Source data:
———
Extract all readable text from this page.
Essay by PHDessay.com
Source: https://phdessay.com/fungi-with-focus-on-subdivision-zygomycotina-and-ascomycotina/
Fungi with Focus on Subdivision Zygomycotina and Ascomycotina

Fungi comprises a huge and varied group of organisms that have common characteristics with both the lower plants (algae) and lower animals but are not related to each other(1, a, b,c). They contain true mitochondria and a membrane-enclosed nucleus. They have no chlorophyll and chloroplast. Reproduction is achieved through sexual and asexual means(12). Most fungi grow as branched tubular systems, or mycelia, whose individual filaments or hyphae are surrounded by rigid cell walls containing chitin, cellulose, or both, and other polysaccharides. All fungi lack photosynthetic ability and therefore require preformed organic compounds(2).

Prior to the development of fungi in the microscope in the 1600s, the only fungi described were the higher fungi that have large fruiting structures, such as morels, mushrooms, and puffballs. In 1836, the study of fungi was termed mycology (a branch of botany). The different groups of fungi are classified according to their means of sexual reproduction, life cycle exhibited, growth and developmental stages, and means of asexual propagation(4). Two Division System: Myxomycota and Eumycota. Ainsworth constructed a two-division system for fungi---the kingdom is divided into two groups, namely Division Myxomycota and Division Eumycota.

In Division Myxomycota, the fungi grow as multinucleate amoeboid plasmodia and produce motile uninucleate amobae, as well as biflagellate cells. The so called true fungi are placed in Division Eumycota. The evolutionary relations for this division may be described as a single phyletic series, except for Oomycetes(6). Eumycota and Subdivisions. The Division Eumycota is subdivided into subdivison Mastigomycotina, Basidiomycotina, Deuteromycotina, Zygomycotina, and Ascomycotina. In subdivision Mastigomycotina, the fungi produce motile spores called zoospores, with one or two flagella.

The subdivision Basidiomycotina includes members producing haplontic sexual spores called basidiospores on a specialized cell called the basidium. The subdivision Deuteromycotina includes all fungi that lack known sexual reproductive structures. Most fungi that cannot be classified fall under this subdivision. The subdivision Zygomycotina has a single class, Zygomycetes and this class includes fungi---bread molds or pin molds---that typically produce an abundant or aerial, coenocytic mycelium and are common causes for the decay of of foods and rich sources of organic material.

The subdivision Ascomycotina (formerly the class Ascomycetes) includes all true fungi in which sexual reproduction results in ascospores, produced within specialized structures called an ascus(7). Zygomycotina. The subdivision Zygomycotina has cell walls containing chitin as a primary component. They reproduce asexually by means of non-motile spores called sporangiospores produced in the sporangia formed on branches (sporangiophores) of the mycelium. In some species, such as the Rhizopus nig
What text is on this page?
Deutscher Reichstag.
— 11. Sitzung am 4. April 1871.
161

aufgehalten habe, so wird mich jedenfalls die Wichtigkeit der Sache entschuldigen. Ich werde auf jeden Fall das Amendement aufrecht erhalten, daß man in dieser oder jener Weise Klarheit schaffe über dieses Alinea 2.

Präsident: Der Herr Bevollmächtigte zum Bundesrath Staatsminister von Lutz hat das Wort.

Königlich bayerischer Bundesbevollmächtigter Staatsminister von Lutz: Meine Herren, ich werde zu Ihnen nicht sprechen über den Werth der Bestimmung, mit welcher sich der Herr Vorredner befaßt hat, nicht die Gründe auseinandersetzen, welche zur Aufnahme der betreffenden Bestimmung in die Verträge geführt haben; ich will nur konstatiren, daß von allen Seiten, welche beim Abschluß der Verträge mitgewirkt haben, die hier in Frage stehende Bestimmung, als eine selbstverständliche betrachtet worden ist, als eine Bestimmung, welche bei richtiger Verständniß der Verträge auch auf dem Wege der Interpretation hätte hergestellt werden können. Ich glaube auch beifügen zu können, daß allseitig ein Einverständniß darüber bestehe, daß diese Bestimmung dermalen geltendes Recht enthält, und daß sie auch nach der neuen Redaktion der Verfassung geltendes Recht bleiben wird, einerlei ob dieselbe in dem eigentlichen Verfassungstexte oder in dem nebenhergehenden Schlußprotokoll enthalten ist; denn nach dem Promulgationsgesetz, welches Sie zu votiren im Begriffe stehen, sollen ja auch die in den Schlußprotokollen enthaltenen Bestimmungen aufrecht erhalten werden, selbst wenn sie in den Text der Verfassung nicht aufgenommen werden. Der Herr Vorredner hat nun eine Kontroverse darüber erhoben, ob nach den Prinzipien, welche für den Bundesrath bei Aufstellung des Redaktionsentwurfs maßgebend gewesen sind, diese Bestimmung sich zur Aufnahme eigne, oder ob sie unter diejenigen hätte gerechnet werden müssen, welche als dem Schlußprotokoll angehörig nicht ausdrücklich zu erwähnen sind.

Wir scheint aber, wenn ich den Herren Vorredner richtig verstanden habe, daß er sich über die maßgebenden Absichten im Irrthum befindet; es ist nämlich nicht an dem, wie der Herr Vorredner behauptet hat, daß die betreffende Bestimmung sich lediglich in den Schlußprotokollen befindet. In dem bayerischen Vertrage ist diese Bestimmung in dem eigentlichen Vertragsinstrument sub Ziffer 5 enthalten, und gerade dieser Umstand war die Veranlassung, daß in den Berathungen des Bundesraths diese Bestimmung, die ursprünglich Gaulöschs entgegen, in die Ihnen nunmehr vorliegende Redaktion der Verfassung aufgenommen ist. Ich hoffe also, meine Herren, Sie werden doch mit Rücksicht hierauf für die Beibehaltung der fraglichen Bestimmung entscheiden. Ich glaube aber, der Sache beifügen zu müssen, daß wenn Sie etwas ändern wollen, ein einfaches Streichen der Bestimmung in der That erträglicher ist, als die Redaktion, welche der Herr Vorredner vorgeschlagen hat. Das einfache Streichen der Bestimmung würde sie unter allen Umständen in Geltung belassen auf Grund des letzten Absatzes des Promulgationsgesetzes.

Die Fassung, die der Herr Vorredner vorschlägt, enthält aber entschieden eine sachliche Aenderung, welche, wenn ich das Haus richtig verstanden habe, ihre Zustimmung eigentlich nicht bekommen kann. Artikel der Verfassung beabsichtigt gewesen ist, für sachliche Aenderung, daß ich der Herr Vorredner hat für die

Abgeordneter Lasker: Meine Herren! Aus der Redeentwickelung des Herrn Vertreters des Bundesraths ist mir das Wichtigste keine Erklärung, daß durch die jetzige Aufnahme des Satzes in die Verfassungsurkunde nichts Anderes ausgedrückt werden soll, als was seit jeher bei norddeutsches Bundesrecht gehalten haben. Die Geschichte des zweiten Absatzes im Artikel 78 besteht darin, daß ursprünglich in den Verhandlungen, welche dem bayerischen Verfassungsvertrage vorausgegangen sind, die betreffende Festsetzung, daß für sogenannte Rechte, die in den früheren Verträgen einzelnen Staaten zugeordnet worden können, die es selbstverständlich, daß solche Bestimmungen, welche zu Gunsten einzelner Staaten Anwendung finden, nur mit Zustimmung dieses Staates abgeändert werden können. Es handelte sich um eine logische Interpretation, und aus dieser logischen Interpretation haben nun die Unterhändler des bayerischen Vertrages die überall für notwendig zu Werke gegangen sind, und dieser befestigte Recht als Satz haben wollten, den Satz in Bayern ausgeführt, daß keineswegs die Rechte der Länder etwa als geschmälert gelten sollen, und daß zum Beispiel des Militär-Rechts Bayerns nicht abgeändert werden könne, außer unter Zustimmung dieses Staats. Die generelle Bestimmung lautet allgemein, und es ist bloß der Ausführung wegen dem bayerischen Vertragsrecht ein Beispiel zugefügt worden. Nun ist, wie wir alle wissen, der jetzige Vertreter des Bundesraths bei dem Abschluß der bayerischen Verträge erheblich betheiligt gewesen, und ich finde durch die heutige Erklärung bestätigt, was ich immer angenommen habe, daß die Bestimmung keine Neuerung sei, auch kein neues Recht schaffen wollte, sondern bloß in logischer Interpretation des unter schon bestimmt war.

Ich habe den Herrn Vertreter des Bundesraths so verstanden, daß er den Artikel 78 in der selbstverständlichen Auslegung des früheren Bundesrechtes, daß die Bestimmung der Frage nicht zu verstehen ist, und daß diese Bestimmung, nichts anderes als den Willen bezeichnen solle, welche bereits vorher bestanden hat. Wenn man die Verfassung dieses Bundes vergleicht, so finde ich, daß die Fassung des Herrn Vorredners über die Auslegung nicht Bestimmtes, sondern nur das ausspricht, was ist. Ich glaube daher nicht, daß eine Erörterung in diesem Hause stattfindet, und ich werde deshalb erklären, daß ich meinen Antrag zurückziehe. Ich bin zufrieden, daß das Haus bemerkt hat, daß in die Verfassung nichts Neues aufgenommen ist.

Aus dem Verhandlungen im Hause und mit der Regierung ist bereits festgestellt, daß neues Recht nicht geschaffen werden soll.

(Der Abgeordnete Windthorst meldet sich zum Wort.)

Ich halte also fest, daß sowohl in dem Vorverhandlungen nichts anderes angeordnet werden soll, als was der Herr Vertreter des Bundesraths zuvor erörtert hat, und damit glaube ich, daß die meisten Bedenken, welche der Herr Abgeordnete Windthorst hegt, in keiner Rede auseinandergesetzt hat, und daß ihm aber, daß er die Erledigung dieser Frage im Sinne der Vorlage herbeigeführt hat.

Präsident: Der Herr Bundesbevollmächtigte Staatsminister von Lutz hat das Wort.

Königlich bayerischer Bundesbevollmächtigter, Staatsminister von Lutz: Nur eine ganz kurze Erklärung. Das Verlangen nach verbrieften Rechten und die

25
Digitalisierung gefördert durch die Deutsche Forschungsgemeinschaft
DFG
———
What needs to be done: Exactly how many lines in the data above hold "page"? State that number only.

The answer: 2